⟨

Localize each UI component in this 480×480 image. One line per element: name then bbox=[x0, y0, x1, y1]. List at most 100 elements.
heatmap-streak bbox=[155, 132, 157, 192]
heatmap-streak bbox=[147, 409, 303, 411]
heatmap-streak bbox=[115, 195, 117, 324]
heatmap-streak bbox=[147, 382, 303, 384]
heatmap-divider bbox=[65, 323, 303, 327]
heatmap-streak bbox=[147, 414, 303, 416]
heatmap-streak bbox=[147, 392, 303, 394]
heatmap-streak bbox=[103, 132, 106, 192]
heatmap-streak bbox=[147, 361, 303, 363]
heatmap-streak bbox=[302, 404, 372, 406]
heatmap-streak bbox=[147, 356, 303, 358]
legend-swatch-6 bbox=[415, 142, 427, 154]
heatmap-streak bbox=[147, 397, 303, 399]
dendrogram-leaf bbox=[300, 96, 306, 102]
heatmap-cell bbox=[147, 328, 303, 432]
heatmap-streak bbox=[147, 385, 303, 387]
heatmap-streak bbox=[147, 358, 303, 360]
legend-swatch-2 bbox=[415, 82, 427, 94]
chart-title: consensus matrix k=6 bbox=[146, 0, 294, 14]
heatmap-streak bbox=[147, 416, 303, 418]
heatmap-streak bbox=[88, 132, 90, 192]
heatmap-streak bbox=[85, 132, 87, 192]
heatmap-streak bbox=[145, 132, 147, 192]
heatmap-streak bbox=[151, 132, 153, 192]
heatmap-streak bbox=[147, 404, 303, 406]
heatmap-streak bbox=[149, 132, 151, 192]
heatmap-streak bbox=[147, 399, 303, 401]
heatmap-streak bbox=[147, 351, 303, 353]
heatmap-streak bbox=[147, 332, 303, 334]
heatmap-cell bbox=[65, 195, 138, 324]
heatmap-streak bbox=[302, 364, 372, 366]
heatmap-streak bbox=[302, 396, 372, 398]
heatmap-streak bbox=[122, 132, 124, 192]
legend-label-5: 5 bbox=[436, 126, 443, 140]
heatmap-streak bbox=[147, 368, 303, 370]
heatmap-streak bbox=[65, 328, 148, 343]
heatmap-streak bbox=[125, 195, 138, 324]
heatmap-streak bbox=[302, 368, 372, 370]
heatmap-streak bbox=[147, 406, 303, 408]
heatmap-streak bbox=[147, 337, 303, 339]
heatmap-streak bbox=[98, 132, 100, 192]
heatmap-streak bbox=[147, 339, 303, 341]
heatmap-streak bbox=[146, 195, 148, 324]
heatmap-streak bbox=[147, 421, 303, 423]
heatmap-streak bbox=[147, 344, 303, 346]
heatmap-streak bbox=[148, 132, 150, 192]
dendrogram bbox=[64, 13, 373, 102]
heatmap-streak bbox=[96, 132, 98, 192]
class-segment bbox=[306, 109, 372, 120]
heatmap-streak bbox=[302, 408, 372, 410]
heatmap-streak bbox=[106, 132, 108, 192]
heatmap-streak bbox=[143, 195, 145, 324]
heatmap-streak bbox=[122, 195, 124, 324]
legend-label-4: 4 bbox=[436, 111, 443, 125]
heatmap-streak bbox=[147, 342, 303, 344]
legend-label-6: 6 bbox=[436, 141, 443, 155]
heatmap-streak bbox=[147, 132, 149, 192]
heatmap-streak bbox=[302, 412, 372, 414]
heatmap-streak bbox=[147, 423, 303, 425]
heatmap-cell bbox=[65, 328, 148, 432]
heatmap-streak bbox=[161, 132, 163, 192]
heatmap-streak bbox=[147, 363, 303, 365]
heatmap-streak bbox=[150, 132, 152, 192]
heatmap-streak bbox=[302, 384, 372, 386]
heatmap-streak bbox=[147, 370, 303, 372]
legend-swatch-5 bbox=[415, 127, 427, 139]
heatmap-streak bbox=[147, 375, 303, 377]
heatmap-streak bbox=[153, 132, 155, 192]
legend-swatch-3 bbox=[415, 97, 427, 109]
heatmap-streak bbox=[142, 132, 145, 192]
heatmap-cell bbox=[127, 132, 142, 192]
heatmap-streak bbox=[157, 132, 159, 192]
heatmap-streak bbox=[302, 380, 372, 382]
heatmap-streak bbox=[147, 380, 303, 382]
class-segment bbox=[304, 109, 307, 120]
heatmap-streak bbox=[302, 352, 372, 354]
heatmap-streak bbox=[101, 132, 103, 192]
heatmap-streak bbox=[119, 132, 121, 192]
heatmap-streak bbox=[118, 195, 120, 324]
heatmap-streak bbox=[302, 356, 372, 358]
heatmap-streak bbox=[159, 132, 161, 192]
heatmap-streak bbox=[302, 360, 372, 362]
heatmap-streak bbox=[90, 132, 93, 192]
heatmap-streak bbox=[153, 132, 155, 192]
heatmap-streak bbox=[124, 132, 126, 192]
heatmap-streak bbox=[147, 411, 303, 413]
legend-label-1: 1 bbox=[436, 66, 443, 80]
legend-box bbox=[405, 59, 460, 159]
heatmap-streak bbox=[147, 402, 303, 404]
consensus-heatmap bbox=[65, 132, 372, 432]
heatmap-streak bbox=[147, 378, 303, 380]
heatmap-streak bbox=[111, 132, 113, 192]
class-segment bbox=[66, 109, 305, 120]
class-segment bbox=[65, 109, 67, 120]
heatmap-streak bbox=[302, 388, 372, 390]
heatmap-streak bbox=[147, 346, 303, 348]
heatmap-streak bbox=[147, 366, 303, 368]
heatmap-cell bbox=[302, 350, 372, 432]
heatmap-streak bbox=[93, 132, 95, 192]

⟩

**Given problem**
Set out every row above as a Markdown table with the columns "No." and "Line", skipping any blank lines.

**Solution to this problem**
| No. | Line |
|---|---|
| 1 | Localize each UI component in this 480×480 image. One line per element: name then bbox=[x0, y0, x1, y1]. List at most 100 elements. |
| 2 | heatmap-streak bbox=[155, 132, 157, 192] |
| 3 | heatmap-streak bbox=[147, 409, 303, 411] |
| 4 | heatmap-streak bbox=[115, 195, 117, 324] |
| 5 | heatmap-streak bbox=[147, 382, 303, 384] |
| 6 | heatmap-divider bbox=[65, 323, 303, 327] |
| 7 | heatmap-streak bbox=[147, 414, 303, 416] |
| 8 | heatmap-streak bbox=[147, 392, 303, 394] |
| 9 | heatmap-streak bbox=[103, 132, 106, 192] |
| 10 | heatmap-streak bbox=[147, 361, 303, 363] |
| 11 | heatmap-streak bbox=[302, 404, 372, 406] |
| 12 | heatmap-streak bbox=[147, 356, 303, 358] |
| 13 | legend-swatch-6 bbox=[415, 142, 427, 154] |
| 14 | heatmap-streak bbox=[147, 397, 303, 399] |
| 15 | dendrogram-leaf bbox=[300, 96, 306, 102] |
| 16 | heatmap-cell bbox=[147, 328, 303, 432] |
| 17 | heatmap-streak bbox=[147, 385, 303, 387] |
| 18 | heatmap-streak bbox=[147, 358, 303, 360] |
| 19 | legend-swatch-2 bbox=[415, 82, 427, 94] |
| 20 | chart-title: consensus matrix k=6 bbox=[146, 0, 294, 14] |
| 21 | heatmap-streak bbox=[147, 416, 303, 418] |
| 22 | heatmap-streak bbox=[88, 132, 90, 192] |
| 23 | heatmap-streak bbox=[85, 132, 87, 192] |
| 24 | heatmap-streak bbox=[145, 132, 147, 192] |
| 25 | heatmap-streak bbox=[151, 132, 153, 192] |
| 26 | heatmap-streak bbox=[147, 404, 303, 406] |
| 27 | heatmap-streak bbox=[149, 132, 151, 192] |
| 28 | heatmap-streak bbox=[147, 399, 303, 401] |
| 29 | heatmap-streak bbox=[147, 351, 303, 353] |
| 30 | heatmap-streak bbox=[147, 332, 303, 334] |
| 31 | heatmap-cell bbox=[65, 195, 138, 324] |
| 32 | heatmap-streak bbox=[302, 364, 372, 366] |
| 33 | heatmap-streak bbox=[302, 396, 372, 398] |
| 34 | heatmap-streak bbox=[122, 132, 124, 192] |
| 35 | legend-label-5: 5 bbox=[436, 126, 443, 140] |
| 36 | heatmap-streak bbox=[147, 368, 303, 370] |
| 37 | heatmap-streak bbox=[65, 328, 148, 343] |
| 38 | heatmap-streak bbox=[125, 195, 138, 324] |
| 39 | heatmap-streak bbox=[302, 368, 372, 370] |
| 40 | heatmap-streak bbox=[147, 406, 303, 408] |
| 41 | heatmap-streak bbox=[147, 337, 303, 339] |
| 42 | heatmap-streak bbox=[98, 132, 100, 192] |
| 43 | heatmap-streak bbox=[147, 339, 303, 341] |
| 44 | heatmap-streak bbox=[146, 195, 148, 324] |
| 45 | heatmap-streak bbox=[147, 421, 303, 423] |
| 46 | heatmap-streak bbox=[147, 344, 303, 346] |
| 47 | heatmap-streak bbox=[148, 132, 150, 192] |
| 48 | dendrogram bbox=[64, 13, 373, 102] |
| 49 | heatmap-streak bbox=[96, 132, 98, 192] |
| 50 | class-segment bbox=[306, 109, 372, 120] |
| 51 | heatmap-streak bbox=[302, 408, 372, 410] |
| 52 | heatmap-streak bbox=[106, 132, 108, 192] |
| 53 | heatmap-streak bbox=[143, 195, 145, 324] |
| 54 | heatmap-streak bbox=[122, 195, 124, 324] |
| 55 | legend-label-4: 4 bbox=[436, 111, 443, 125] |
| 56 | heatmap-streak bbox=[147, 342, 303, 344] |
| 57 | legend-label-6: 6 bbox=[436, 141, 443, 155] |
| 58 | heatmap-streak bbox=[147, 132, 149, 192] |
| 59 | heatmap-streak bbox=[302, 412, 372, 414] |
| 60 | heatmap-streak bbox=[147, 423, 303, 425] |
| 61 | heatmap-cell bbox=[65, 328, 148, 432] |
| 62 | heatmap-streak bbox=[161, 132, 163, 192] |
| 63 | heatmap-streak bbox=[147, 363, 303, 365] |
| 64 | heatmap-streak bbox=[150, 132, 152, 192] |
| 65 | heatmap-streak bbox=[302, 384, 372, 386] |
| 66 | heatmap-streak bbox=[147, 370, 303, 372] |
| 67 | legend-swatch-5 bbox=[415, 127, 427, 139] |
| 68 | heatmap-streak bbox=[147, 375, 303, 377] |
| 69 | heatmap-streak bbox=[153, 132, 155, 192] |
| 70 | legend-swatch-3 bbox=[415, 97, 427, 109] |
| 71 | heatmap-streak bbox=[142, 132, 145, 192] |
| 72 | heatmap-cell bbox=[127, 132, 142, 192] |
| 73 | heatmap-streak bbox=[157, 132, 159, 192] |
| 74 | heatmap-streak bbox=[302, 380, 372, 382] |
| 75 | heatmap-streak bbox=[147, 380, 303, 382] |
| 76 | class-segment bbox=[304, 109, 307, 120] |
| 77 | heatmap-streak bbox=[302, 352, 372, 354] |
| 78 | heatmap-streak bbox=[101, 132, 103, 192] |
| 79 | heatmap-streak bbox=[119, 132, 121, 192] |
| 80 | heatmap-streak bbox=[118, 195, 120, 324] |
| 81 | heatmap-streak bbox=[302, 356, 372, 358] |
| 82 | heatmap-streak bbox=[159, 132, 161, 192] |
| 83 | heatmap-streak bbox=[302, 360, 372, 362] |
| 84 | heatmap-streak bbox=[90, 132, 93, 192] |
| 85 | heatmap-streak bbox=[153, 132, 155, 192] |
| 86 | heatmap-streak bbox=[124, 132, 126, 192] |
| 87 | heatmap-streak bbox=[147, 411, 303, 413] |
| 88 | legend-label-1: 1 bbox=[436, 66, 443, 80] |
| 89 | legend-box bbox=[405, 59, 460, 159] |
| 90 | heatmap-streak bbox=[147, 402, 303, 404] |
| 91 | consensus-heatmap bbox=[65, 132, 372, 432] |
| 92 | heatmap-streak bbox=[147, 378, 303, 380] |
| 93 | heatmap-streak bbox=[111, 132, 113, 192] |
| 94 | class-segment bbox=[66, 109, 305, 120] |
| 95 | class-segment bbox=[65, 109, 67, 120] |
| 96 | heatmap-streak bbox=[302, 388, 372, 390] |
| 97 | heatmap-streak bbox=[147, 346, 303, 348] |
| 98 | heatmap-streak bbox=[147, 366, 303, 368] |
| 99 | heatmap-cell bbox=[302, 350, 372, 432] |
| 100 | heatmap-streak bbox=[93, 132, 95, 192] |